>> START DATA SUPPLIED

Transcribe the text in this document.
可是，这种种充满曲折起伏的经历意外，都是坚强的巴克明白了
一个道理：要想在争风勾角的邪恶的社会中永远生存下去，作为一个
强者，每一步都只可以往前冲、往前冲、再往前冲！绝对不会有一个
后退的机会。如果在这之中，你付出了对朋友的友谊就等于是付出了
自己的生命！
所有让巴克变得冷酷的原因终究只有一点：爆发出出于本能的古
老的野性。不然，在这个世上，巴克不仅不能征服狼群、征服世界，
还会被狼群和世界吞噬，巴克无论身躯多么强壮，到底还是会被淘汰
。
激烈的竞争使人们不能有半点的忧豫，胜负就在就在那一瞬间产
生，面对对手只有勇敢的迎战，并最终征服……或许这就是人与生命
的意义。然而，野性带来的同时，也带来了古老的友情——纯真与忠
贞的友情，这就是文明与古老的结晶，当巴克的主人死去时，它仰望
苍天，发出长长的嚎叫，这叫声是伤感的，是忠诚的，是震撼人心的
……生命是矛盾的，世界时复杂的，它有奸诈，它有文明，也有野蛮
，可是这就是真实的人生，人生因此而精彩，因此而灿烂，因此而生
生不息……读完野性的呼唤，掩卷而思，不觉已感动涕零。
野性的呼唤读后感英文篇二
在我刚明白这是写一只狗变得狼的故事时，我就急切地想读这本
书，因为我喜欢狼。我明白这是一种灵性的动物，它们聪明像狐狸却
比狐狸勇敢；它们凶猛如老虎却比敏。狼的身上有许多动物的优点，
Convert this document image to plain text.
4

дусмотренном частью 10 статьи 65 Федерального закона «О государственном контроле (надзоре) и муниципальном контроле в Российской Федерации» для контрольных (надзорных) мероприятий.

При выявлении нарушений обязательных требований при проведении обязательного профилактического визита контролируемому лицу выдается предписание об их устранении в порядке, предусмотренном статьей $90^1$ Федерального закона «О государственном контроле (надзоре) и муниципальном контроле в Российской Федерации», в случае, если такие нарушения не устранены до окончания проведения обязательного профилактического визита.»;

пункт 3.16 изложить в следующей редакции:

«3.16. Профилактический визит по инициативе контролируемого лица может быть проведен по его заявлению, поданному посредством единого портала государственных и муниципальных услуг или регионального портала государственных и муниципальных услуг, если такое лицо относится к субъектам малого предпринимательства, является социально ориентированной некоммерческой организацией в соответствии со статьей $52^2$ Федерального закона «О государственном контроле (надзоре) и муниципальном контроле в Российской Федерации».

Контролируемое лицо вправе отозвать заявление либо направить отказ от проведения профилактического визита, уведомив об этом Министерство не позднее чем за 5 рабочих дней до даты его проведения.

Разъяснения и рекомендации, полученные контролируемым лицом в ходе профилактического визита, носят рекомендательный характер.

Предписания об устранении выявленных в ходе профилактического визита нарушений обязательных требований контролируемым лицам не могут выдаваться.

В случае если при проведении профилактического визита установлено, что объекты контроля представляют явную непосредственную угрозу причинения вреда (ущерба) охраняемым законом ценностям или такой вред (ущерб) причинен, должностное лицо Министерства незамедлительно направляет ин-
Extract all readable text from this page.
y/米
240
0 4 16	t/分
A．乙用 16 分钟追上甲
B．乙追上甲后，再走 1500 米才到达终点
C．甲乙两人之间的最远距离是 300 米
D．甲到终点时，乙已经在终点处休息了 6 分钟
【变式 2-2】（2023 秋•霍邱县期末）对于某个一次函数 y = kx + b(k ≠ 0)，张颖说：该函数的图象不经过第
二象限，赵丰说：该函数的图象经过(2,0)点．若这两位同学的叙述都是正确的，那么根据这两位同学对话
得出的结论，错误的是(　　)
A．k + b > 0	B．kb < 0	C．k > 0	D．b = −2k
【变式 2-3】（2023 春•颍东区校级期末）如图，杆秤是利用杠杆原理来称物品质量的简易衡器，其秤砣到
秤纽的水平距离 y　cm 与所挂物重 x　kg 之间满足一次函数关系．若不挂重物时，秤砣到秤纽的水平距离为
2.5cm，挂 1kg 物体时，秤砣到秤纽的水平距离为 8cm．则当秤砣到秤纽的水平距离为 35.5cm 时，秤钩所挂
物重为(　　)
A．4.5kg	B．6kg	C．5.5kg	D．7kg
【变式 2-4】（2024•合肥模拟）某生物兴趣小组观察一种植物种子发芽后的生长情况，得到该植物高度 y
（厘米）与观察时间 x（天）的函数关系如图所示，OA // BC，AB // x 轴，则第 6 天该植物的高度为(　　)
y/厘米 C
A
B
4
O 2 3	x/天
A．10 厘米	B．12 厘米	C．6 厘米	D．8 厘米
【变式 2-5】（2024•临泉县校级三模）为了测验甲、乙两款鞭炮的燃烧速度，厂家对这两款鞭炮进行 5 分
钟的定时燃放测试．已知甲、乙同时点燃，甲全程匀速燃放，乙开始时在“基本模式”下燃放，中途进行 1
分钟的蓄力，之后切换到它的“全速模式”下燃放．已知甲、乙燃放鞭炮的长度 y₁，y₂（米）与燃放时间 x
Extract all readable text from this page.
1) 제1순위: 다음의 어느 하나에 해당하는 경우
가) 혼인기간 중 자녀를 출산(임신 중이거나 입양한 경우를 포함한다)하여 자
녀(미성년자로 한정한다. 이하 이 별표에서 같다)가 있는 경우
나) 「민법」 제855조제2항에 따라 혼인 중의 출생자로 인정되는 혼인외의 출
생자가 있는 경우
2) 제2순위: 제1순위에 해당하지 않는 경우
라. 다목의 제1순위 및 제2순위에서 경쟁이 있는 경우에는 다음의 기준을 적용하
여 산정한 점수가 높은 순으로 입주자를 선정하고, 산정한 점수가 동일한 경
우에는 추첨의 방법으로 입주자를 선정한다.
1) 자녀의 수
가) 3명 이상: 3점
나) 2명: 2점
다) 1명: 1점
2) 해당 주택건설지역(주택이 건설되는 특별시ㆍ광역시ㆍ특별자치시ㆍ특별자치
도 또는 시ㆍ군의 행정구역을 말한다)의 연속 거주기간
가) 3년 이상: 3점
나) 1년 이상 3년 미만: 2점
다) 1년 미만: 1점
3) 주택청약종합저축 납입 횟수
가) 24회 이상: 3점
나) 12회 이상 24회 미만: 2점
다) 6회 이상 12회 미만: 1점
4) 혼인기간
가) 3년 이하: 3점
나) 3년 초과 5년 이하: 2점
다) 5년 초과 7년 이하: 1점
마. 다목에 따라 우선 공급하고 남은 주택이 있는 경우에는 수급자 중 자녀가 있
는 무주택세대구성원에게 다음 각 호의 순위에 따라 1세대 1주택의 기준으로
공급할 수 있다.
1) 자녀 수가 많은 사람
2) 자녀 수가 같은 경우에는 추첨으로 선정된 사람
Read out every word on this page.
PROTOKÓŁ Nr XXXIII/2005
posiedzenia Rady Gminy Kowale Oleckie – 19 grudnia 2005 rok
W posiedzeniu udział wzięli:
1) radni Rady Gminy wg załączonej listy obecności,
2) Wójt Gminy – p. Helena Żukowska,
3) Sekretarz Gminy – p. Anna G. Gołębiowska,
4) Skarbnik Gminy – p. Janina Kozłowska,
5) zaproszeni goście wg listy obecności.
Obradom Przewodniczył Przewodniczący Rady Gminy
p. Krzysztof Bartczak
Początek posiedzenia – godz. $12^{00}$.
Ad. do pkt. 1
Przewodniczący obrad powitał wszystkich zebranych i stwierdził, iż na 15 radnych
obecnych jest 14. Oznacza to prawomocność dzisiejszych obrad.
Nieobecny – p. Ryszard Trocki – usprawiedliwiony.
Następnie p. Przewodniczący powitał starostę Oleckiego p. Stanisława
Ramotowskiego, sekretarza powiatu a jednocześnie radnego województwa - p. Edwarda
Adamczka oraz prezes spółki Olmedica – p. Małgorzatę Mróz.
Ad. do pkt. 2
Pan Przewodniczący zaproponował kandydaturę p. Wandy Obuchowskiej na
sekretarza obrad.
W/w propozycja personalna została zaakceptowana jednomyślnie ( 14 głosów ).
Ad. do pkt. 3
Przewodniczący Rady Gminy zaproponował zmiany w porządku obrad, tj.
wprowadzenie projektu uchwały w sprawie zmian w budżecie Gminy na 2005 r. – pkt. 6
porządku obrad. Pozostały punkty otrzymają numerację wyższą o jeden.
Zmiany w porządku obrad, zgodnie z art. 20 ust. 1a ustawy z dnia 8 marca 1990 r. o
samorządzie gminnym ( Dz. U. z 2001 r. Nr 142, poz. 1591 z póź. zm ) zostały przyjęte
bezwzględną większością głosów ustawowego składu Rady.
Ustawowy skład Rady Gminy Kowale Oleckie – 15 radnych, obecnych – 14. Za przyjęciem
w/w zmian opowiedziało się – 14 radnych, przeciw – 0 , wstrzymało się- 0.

>> END DATA SUPPLIED

[YOUR INSTRUCTIONS] Look over the material above and show each line where "posiedzenia" appears.

[COMPLETED TASK]
posiedzenia Rady Gminy Kowale Oleckie – 19 grudnia 2005 rok
Początek posiedzenia – godz. $12^{00}$.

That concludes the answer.